++++ Material provided ++++

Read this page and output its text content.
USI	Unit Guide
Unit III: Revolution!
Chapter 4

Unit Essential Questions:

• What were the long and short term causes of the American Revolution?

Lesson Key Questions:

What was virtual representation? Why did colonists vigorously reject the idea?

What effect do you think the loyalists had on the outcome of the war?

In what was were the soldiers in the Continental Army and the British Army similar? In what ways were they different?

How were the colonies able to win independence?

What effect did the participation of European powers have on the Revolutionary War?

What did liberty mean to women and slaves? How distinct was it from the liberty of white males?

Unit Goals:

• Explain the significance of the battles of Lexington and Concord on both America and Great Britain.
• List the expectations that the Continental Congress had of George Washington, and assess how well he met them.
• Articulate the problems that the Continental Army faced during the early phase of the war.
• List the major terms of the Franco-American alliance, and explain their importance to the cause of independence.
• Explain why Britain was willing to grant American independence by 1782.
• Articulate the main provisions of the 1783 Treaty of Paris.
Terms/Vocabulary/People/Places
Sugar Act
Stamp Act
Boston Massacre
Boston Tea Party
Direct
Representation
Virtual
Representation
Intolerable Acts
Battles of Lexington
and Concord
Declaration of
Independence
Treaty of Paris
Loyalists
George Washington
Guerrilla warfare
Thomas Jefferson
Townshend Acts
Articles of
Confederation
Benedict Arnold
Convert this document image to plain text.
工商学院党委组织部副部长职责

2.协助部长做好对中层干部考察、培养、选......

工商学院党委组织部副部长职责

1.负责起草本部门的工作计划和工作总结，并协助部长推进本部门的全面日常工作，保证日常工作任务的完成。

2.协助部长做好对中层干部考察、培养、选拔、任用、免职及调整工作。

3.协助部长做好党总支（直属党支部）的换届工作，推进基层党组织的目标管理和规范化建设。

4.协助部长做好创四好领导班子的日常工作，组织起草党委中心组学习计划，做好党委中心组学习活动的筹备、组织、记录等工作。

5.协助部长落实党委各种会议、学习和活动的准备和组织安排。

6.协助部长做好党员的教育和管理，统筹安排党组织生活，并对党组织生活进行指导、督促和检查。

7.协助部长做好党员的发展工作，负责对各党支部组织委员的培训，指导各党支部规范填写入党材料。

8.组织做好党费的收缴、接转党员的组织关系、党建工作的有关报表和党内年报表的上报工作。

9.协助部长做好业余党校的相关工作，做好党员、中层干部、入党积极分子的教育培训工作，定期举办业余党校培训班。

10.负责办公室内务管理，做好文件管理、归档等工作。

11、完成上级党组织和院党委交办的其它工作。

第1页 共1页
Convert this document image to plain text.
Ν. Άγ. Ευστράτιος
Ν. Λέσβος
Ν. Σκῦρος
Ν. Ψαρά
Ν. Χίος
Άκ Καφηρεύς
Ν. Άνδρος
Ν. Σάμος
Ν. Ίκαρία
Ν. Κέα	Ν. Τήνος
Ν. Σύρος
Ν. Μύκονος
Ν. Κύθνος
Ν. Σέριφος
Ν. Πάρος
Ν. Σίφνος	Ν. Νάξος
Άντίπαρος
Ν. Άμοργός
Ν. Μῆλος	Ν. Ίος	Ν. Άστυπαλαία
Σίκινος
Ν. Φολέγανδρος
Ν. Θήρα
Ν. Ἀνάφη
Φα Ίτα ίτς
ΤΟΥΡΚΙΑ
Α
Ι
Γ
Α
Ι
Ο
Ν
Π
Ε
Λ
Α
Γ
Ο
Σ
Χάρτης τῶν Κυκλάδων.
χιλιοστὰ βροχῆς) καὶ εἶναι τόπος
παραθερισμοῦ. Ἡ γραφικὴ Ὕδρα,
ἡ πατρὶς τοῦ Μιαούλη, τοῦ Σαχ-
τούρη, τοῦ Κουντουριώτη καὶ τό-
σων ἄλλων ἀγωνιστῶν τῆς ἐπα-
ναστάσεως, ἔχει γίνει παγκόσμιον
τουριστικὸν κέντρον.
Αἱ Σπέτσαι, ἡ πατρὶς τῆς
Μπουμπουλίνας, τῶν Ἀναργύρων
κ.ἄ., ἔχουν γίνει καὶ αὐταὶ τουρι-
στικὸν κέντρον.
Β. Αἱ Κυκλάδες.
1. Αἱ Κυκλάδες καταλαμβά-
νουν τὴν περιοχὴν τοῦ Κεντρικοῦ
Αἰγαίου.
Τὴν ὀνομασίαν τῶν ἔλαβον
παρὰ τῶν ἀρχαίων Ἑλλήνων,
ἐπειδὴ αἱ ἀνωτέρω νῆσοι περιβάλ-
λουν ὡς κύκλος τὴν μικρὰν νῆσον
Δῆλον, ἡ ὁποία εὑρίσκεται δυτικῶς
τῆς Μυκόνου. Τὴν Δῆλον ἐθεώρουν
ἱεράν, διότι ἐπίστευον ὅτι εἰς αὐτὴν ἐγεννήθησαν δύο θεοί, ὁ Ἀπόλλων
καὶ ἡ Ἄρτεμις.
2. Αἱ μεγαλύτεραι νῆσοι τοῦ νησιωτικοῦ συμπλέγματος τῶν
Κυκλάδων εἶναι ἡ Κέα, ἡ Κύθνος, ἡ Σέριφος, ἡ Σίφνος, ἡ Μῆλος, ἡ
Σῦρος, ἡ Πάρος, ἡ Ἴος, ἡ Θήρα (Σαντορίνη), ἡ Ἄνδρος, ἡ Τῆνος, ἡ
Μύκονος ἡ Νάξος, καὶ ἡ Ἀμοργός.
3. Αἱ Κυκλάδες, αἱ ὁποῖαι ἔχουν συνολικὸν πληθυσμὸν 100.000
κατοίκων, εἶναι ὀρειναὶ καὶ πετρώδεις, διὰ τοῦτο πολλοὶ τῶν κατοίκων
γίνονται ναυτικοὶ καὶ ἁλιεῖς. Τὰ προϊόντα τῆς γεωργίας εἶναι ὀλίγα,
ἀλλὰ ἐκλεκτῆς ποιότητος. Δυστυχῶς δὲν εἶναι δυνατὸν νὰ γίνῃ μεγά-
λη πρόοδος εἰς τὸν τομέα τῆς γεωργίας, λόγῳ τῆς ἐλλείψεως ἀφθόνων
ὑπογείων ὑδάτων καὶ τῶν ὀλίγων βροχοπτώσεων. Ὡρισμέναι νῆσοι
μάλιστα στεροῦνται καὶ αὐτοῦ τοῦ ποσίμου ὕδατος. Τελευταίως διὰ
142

++++

_Stated exercise_:
Look through the material above and pick out each line holding the word "Washington".

_Written solution_:
• List the expectations that the Continental Congress had of George Washington, and assess how well he met them.
George Washington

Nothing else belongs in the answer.